- _Records for the exercise_:
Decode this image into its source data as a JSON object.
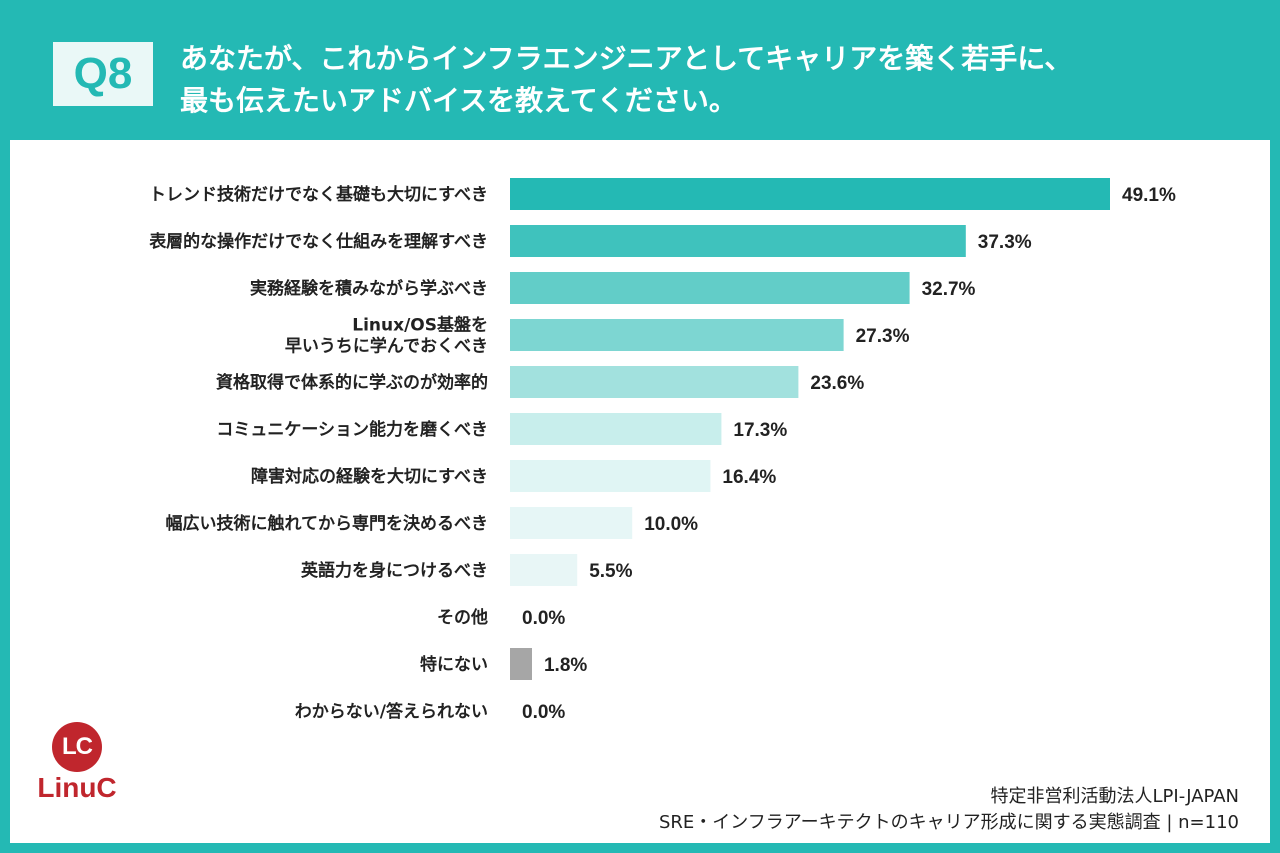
{
  "header": {
    "badge": "Q8",
    "question_line1": "あなたが、これからインフラエンジニアとしてキャリアを築く若手に、",
    "question_line2": "最も伝えたいアドバイスを教えてください。"
  },
  "chart_data": {
    "type": "bar",
    "orientation": "horizontal",
    "categories": [
      "トレンド技術だけでなく基礎も大切にすべき",
      "表層的な操作だけでなく仕組みを理解すべき",
      "実務経験を積みながら学ぶべき",
      "Linux/OS基盤を\n早いうちに学んでおくべき",
      "資格取得で体系的に学ぶのが効率的",
      "コミュニケーション能力を磨くべき",
      "障害対応の経験を大切にすべき",
      "幅広い技術に触れてから専門を決めるべき",
      "英語力を身につけるべき",
      "その他",
      "特にない",
      "わからない/答えられない"
    ],
    "values": [
      49.1,
      37.3,
      32.7,
      27.3,
      23.6,
      17.3,
      16.4,
      10.0,
      5.5,
      0.0,
      1.8,
      0.0
    ],
    "value_labels": [
      "49.1%",
      "37.3%",
      "32.7%",
      "27.3%",
      "23.6%",
      "17.3%",
      "16.4%",
      "10.0%",
      "5.5%",
      "0.0%",
      "1.8%",
      "0.0%"
    ],
    "colors": [
      "#24b9b4",
      "#3fc2bd",
      "#62cdc8",
      "#7dd6d2",
      "#a2e1de",
      "#c8eeec",
      "#e0f5f4",
      "#e6f6f6",
      "#e8f6f6",
      "#e8f6f6",
      "#a6a6a6",
      "#e8f6f6"
    ],
    "xlim": [
      0,
      49.1
    ],
    "grid": false,
    "legend": "none"
  },
  "footer": {
    "logo_mark": "LC",
    "logo_word": "LinuC",
    "source_line1": "特定非営利活動法人LPI-JAPAN",
    "source_line2": "SRE・インフラアーキテクトのキャリア形成に関する実態調査 | n=110"
  }
}
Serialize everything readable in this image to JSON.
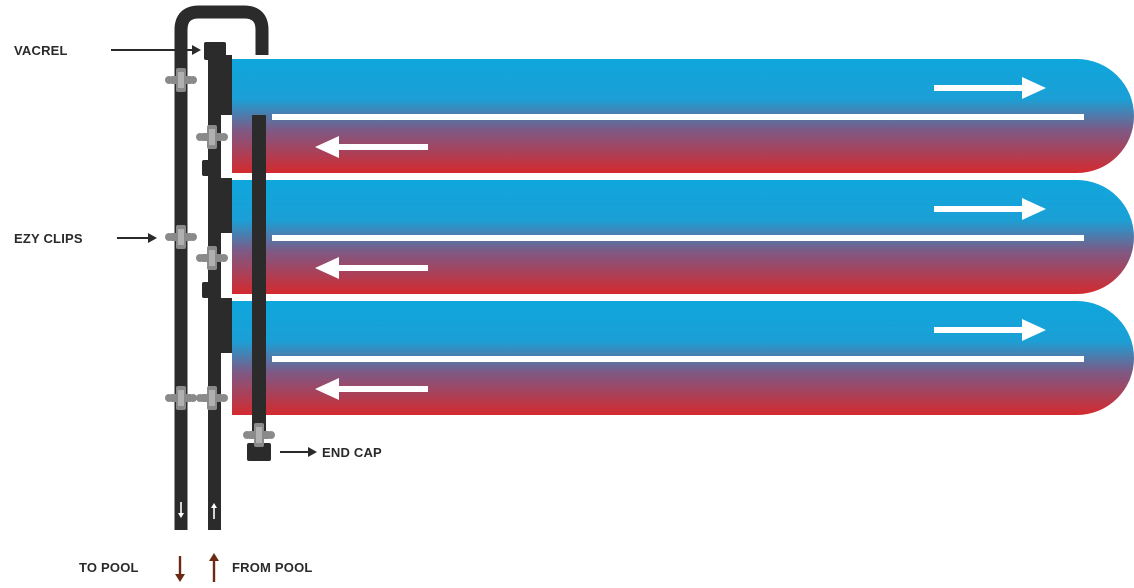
{
  "labels": {
    "vacrel": "VACREL",
    "ezy_clips": "EZY CLIPS",
    "end_cap": "END CAP",
    "to_pool": "TO POOL",
    "from_pool": "FROM POOL"
  },
  "panels": [
    {
      "flow_out": "right",
      "flow_return": "left"
    },
    {
      "flow_out": "right",
      "flow_return": "left"
    },
    {
      "flow_out": "right",
      "flow_return": "left"
    }
  ],
  "colors": {
    "cool": "#0ea6dc",
    "warm": "#d42a2e",
    "pipe": "#2b2b2b",
    "clip": "#8a8a8a",
    "label": "#2a2a2a",
    "pool_arrow": "#6b2a14",
    "flow_arrow": "#ffffff"
  }
}
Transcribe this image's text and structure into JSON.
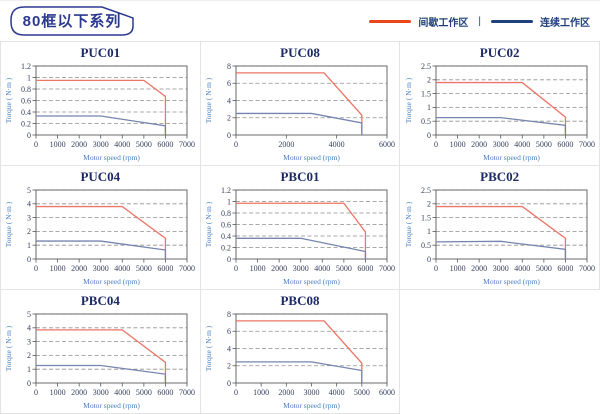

- _Requirement_:
From the data above, write out everything exactly except the pictures.

- _The output_:
Decode this image into its source data as a JSON object.
{
  "header": {
    "badge": "Q8",
    "question_line1": "あなたが、これからインフラエンジニアとしてキャリアを築く若手に、",
    "question_line2": "最も伝えたいアドバイスを教えてください。"
  },
  "chart_data": {
    "type": "bar",
    "orientation": "horizontal",
    "categories": [
      "トレンド技術だけでなく基礎も大切にすべき",
      "表層的な操作だけでなく仕組みを理解すべき",
      "実務経験を積みながら学ぶべき",
      "Linux/OS基盤を\n早いうちに学んでおくべき",
      "資格取得で体系的に学ぶのが効率的",
      "コミュニケーション能力を磨くべき",
      "障害対応の経験を大切にすべき",
      "幅広い技術に触れてから専門を決めるべき",
      "英語力を身につけるべき",
      "その他",
      "特にない",
      "わからない/答えられない"
    ],
    "values": [
      49.1,
      37.3,
      32.7,
      27.3,
      23.6,
      17.3,
      16.4,
      10.0,
      5.5,
      0.0,
      1.8,
      0.0
    ],
    "value_labels": [
      "49.1%",
      "37.3%",
      "32.7%",
      "27.3%",
      "23.6%",
      "17.3%",
      "16.4%",
      "10.0%",
      "5.5%",
      "0.0%",
      "1.8%",
      "0.0%"
    ],
    "colors": [
      "#24b9b4",
      "#3fc2bd",
      "#62cdc8",
      "#7dd6d2",
      "#a2e1de",
      "#c8eeec",
      "#e0f5f4",
      "#e6f6f6",
      "#e8f6f6",
      "#e8f6f6",
      "#a6a6a6",
      "#e8f6f6"
    ],
    "xlim": [
      0,
      49.1
    ],
    "grid": false,
    "legend": "none"
  },
  "footer": {
    "logo_mark": "LC",
    "logo_word": "LinuC",
    "source_line1": "特定非営利活動法人LPI-JAPAN",
    "source_line2": "SRE・インフラアーキテクトのキャリア形成に関する実態調査 | n=110"
  }
}
Serialize everything readable in this image to JSON.
{
  "labels": {
    "vacrel": "VACREL",
    "ezy_clips": "EZY CLIPS",
    "end_cap": "END CAP",
    "to_pool": "TO POOL",
    "from_pool": "FROM POOL"
  },
  "panels": [
    {
      "flow_out": "right",
      "flow_return": "left"
    },
    {
      "flow_out": "right",
      "flow_return": "left"
    },
    {
      "flow_out": "right",
      "flow_return": "left"
    }
  ],
  "colors": {
    "cool": "#0ea6dc",
    "warm": "#d42a2e",
    "pipe": "#2b2b2b",
    "clip": "#8a8a8a",
    "label": "#2a2a2a",
    "pool_arrow": "#6b2a14",
    "flow_arrow": "#ffffff"
  }
}
Transcribe this image's text and structure into JSON.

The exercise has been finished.